Short task: Please rewrite all of the material below, replacing "category-label" with "category-name" everywhere it occurs and changing nothing else.

=-=-=

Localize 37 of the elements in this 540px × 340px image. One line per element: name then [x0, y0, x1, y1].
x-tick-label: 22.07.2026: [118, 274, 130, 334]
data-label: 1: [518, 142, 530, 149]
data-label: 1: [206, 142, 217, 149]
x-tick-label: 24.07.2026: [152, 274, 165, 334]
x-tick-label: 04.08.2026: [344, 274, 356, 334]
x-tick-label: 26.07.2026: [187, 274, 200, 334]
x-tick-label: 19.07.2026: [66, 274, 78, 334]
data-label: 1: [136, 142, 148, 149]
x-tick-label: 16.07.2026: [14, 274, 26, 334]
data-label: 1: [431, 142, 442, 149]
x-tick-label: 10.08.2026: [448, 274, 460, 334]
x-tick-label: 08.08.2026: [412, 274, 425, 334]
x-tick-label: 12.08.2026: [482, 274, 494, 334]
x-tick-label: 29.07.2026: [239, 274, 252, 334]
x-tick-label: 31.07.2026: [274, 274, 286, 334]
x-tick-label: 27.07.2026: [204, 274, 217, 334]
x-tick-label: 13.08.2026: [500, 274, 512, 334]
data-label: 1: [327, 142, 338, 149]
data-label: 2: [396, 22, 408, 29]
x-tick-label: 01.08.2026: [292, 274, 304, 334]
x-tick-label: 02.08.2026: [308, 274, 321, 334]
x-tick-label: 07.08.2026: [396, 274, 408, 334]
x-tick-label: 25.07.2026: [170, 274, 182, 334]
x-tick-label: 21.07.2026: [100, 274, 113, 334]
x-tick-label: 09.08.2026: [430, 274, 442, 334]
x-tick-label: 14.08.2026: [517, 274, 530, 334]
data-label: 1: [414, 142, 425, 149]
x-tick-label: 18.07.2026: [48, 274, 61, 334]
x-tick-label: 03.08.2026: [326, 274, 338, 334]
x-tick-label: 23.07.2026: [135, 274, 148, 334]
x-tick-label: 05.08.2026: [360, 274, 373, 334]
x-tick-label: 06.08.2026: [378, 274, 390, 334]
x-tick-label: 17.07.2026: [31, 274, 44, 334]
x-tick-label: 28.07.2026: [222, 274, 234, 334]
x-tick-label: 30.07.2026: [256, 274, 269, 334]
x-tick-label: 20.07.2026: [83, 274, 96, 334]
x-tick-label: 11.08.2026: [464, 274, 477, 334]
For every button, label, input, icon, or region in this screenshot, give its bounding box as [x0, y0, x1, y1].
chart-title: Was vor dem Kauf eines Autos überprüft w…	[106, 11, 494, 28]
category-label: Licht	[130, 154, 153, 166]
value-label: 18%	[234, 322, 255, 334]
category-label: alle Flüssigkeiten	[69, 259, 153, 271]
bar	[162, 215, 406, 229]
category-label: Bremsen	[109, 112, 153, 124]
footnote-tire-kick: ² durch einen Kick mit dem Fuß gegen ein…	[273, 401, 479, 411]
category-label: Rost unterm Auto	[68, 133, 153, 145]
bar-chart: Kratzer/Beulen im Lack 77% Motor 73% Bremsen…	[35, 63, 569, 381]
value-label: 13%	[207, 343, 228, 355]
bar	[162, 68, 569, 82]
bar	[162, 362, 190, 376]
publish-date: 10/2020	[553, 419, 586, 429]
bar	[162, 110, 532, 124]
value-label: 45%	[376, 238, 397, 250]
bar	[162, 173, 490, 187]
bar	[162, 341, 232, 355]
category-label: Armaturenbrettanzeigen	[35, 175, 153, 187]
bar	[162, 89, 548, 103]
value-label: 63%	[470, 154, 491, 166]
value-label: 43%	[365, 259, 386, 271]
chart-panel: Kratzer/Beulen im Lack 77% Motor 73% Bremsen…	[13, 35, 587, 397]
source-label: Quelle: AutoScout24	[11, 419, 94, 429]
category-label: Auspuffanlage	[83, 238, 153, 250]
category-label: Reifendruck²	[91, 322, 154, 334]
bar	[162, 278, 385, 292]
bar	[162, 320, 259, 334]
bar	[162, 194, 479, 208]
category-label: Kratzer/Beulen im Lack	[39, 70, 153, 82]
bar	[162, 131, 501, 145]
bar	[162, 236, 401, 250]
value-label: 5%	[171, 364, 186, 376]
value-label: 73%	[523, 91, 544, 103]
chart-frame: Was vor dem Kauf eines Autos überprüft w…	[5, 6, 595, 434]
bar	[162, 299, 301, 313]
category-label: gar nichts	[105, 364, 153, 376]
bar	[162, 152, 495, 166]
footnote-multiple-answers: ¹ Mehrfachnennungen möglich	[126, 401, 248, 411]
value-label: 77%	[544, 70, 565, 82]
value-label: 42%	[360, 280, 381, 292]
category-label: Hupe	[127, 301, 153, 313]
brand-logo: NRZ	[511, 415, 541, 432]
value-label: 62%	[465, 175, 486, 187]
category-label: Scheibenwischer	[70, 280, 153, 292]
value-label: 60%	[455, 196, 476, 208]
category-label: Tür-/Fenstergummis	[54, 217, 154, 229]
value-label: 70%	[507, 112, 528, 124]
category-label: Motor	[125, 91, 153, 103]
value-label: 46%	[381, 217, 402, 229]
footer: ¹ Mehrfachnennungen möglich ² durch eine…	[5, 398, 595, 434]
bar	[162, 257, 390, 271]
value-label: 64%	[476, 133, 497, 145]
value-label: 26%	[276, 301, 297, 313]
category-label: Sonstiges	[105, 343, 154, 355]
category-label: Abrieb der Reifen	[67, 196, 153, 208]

=-=-=

Written answer:
Localize 37 of the elements in this 540px × 340px image. One line per element: name then [x0, y0, x1, y1].
x-tick-label: 22.07.2026: [118, 274, 130, 334]
data-label: 1: [518, 142, 530, 149]
data-label: 1: [206, 142, 217, 149]
x-tick-label: 24.07.2026: [152, 274, 165, 334]
x-tick-label: 04.08.2026: [344, 274, 356, 334]
x-tick-label: 26.07.2026: [187, 274, 200, 334]
x-tick-label: 19.07.2026: [66, 274, 78, 334]
data-label: 1: [136, 142, 148, 149]
x-tick-label: 16.07.2026: [14, 274, 26, 334]
data-label: 1: [431, 142, 442, 149]
x-tick-label: 10.08.2026: [448, 274, 460, 334]
x-tick-label: 08.08.2026: [412, 274, 425, 334]
x-tick-label: 12.08.2026: [482, 274, 494, 334]
x-tick-label: 29.07.2026: [239, 274, 252, 334]
x-tick-label: 31.07.2026: [274, 274, 286, 334]
x-tick-label: 27.07.2026: [204, 274, 217, 334]
x-tick-label: 13.08.2026: [500, 274, 512, 334]
data-label: 1: [327, 142, 338, 149]
data-label: 2: [396, 22, 408, 29]
x-tick-label: 01.08.2026: [292, 274, 304, 334]
x-tick-label: 02.08.2026: [308, 274, 321, 334]
x-tick-label: 07.08.2026: [396, 274, 408, 334]
x-tick-label: 25.07.2026: [170, 274, 182, 334]
x-tick-label: 21.07.2026: [100, 274, 113, 334]
x-tick-label: 09.08.2026: [430, 274, 442, 334]
x-tick-label: 14.08.2026: [517, 274, 530, 334]
data-label: 1: [414, 142, 425, 149]
x-tick-label: 18.07.2026: [48, 274, 61, 334]
x-tick-label: 03.08.2026: [326, 274, 338, 334]
x-tick-label: 23.07.2026: [135, 274, 148, 334]
x-tick-label: 05.08.2026: [360, 274, 373, 334]
x-tick-label: 06.08.2026: [378, 274, 390, 334]
x-tick-label: 17.07.2026: [31, 274, 44, 334]
x-tick-label: 28.07.2026: [222, 274, 234, 334]
x-tick-label: 30.07.2026: [256, 274, 269, 334]
x-tick-label: 20.07.2026: [83, 274, 96, 334]
x-tick-label: 11.08.2026: [464, 274, 477, 334]
For every button, label, input, icon, or region in this screenshot, give its bounding box as [x0, y0, x1, y1].
chart-title: Was vor dem Kauf eines Autos überprüft w…	[106, 11, 494, 28]
category-name: Licht	[130, 154, 153, 166]
value-label: 18%	[234, 322, 255, 334]
category-name: alle Flüssigkeiten	[69, 259, 153, 271]
bar	[162, 215, 406, 229]
category-name: Bremsen	[109, 112, 153, 124]
footnote-tire-kick: ² durch einen Kick mit dem Fuß gegen ein…	[273, 401, 479, 411]
category-name: Rost unterm Auto	[68, 133, 153, 145]
bar-chart: Kratzer/Beulen im Lack 77% Motor 73% Bremsen…	[35, 63, 569, 381]
value-label: 13%	[207, 343, 228, 355]
bar	[162, 68, 569, 82]
bar	[162, 362, 190, 376]
publish-date: 10/2020	[553, 419, 586, 429]
bar	[162, 110, 532, 124]
value-label: 45%	[376, 238, 397, 250]
bar	[162, 173, 490, 187]
bar	[162, 341, 232, 355]
category-name: Armaturenbrettanzeigen	[35, 175, 153, 187]
bar	[162, 89, 548, 103]
value-label: 63%	[470, 154, 491, 166]
value-label: 43%	[365, 259, 386, 271]
chart-panel: Kratzer/Beulen im Lack 77% Motor 73% Bremsen…	[13, 35, 587, 397]
source-label: Quelle: AutoScout24	[11, 419, 94, 429]
category-name: Auspuffanlage	[83, 238, 153, 250]
category-name: Reifendruck²	[91, 322, 154, 334]
bar	[162, 278, 385, 292]
bar	[162, 320, 259, 334]
bar	[162, 194, 479, 208]
category-name: Kratzer/Beulen im Lack	[39, 70, 153, 82]
bar	[162, 131, 501, 145]
bar	[162, 236, 401, 250]
value-label: 5%	[171, 364, 186, 376]
value-label: 73%	[523, 91, 544, 103]
chart-frame: Was vor dem Kauf eines Autos überprüft w…	[5, 6, 595, 434]
bar	[162, 299, 301, 313]
category-name: gar nichts	[105, 364, 153, 376]
bar	[162, 152, 495, 166]
footnote-multiple-answers: ¹ Mehrfachnennungen möglich	[126, 401, 248, 411]
value-label: 77%	[544, 70, 565, 82]
value-label: 42%	[360, 280, 381, 292]
category-name: Hupe	[127, 301, 153, 313]
brand-logo: NRZ	[511, 415, 541, 432]
value-label: 62%	[465, 175, 486, 187]
category-name: Scheibenwischer	[70, 280, 153, 292]
value-label: 60%	[455, 196, 476, 208]
category-name: Tür-/Fenstergummis	[54, 217, 154, 229]
value-label: 70%	[507, 112, 528, 124]
category-name: Motor	[125, 91, 153, 103]
value-label: 46%	[381, 217, 402, 229]
footer: ¹ Mehrfachnennungen möglich ² durch eine…	[5, 398, 595, 434]
bar	[162, 257, 390, 271]
value-label: 64%	[476, 133, 497, 145]
value-label: 26%	[276, 301, 297, 313]
category-name: Sonstiges	[105, 343, 154, 355]
category-name: Abrieb der Reifen	[67, 196, 153, 208]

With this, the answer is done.